We are now forced to ask a simple, but definitive question of the Southeastern Public Service Authority.

SPSA, if you claim the strong methane smell reportedly emanating from your landfill is not your problem, then prove otherwise. If the gas odor — which has sickened residents who live nearby — is not the result of rotting garbage in the landfill that you operate, then prove otherwise.

What we ask — along with the more than 100 who attended Thursday’s public hearing discussing the issue — is that you come up with a better response and claim than simply saying that you are “unsure” the smell is coming from the landfill.

Although that may ultimately be your position — that you are “unsure” — it would seem that air inspectors from the Virginia Department of Environmental Quality seem to think otherwise.

In their report on Thursday, inspectors claimed unseasonably wet weather has caused garbage in what is known as the Cell VI area of the landfill to decompose much faster than expected and long before SPSA had arranged for needed filters to be installed.

Maybe SPSA’s response should have been to blame Mother Nature. At least it would have been a better response than saying they were “unsure.”

Operating a landfill is not a clean business. Landfills stink, and there is little that can be done to change that fact.

But when residents who live in the surrounding areas complain about intense, chemical odors and report illnesses, burning eyes and throats for months, then SPSA is almost compelled to be better prepared for the public meeting than to say they are “unsure.”

We applaud the efforts of the residents — and their elected council members — for arranging this public meeting and getting Virginia DEQ involved. It is only with their involvement and their testing methods that we seem to have uncovered the mystery behind what is causing these odors.

Thursday’s meetings and the reports released seem to clearly end that discussion and place the responsibility of fixing the problem squarely at the feet of SPSA.

Now, the pressure is on SPSA to quickly install those filters and to end the debate over whether it is their problem to fix.

Given request 1
In the records, from the first line through the line with "point (171, 343, 176, 349)", change "x-tick-label" to "horizontal-tick-label" and write those lines out again with nothing else altered.

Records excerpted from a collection
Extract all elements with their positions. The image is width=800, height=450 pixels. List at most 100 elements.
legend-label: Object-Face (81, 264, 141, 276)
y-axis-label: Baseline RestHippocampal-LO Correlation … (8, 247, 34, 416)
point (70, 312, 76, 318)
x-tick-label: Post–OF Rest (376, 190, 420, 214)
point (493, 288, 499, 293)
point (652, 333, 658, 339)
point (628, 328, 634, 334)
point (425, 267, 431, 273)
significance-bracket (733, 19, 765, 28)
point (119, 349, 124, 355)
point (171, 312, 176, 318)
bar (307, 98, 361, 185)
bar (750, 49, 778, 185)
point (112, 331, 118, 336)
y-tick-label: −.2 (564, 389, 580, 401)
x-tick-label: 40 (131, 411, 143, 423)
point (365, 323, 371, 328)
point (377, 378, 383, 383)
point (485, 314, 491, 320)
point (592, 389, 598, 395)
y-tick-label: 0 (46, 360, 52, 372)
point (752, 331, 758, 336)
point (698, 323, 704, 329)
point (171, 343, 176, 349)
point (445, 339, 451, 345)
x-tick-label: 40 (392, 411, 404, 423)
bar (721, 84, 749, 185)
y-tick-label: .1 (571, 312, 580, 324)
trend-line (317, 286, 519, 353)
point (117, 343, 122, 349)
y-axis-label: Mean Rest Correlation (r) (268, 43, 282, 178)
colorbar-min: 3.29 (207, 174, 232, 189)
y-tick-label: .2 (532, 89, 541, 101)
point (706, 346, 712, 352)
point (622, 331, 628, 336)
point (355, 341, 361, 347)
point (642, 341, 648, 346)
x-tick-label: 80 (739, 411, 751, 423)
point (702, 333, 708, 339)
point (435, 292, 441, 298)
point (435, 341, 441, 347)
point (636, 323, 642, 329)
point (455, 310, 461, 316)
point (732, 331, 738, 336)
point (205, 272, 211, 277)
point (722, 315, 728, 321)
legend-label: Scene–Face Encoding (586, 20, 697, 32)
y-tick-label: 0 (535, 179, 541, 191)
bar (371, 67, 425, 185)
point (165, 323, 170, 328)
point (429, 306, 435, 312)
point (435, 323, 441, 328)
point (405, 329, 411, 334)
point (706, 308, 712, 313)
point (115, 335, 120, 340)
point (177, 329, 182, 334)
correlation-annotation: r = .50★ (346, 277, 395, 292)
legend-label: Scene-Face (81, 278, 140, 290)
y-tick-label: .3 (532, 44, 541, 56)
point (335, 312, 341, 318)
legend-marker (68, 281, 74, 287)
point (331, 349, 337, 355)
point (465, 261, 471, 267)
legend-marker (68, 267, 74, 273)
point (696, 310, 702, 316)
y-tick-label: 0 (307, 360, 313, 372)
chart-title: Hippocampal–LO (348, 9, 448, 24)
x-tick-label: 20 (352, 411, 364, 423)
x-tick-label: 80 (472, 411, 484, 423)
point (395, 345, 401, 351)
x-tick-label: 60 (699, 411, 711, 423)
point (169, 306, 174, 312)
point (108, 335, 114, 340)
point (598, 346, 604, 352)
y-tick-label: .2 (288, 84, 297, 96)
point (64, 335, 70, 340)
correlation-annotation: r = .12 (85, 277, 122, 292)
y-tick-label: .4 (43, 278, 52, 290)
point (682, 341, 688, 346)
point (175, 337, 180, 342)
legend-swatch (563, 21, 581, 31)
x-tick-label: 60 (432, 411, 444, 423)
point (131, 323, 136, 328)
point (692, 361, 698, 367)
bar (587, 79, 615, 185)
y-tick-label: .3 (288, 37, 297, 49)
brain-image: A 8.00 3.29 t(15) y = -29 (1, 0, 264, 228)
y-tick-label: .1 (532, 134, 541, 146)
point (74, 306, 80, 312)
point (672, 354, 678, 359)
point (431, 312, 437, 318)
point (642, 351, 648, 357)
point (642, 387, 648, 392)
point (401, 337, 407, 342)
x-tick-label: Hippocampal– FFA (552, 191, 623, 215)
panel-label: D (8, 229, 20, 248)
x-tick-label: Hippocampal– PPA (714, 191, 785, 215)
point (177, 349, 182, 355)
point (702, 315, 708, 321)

Given request 2
Reproduce word for word the passage of the landfill editorial from "Thursday’s meetings and" to "problem to fix.".

Output 1
Extract all elements with their positions. The image is width=800, height=450 pixels. List at most 100 elements.
legend-label: Object-Face (81, 264, 141, 276)
y-axis-label: Baseline RestHippocampal-LO Correlation … (8, 247, 34, 416)
point (70, 312, 76, 318)
horizontal-tick-label: Post–OF Rest (376, 190, 420, 214)
point (493, 288, 499, 293)
point (652, 333, 658, 339)
point (628, 328, 634, 334)
point (425, 267, 431, 273)
significance-bracket (733, 19, 765, 28)
point (119, 349, 124, 355)
point (171, 312, 176, 318)
bar (307, 98, 361, 185)
bar (750, 49, 778, 185)
point (112, 331, 118, 336)
y-tick-label: −.2 (564, 389, 580, 401)
horizontal-tick-label: 40 (131, 411, 143, 423)
point (365, 323, 371, 328)
point (377, 378, 383, 383)
point (485, 314, 491, 320)
point (592, 389, 598, 395)
y-tick-label: 0 (46, 360, 52, 372)
point (752, 331, 758, 336)
point (698, 323, 704, 329)
point (171, 343, 176, 349)

Output 2
Thursday’s meetings and the reports released seem to clearly end that discussion and place the responsibility of fixing the problem squarely at the feet of SPSA.

Now, the pressure is on SPSA to quickly install those filters and to end the debate over whether it is their problem to fix.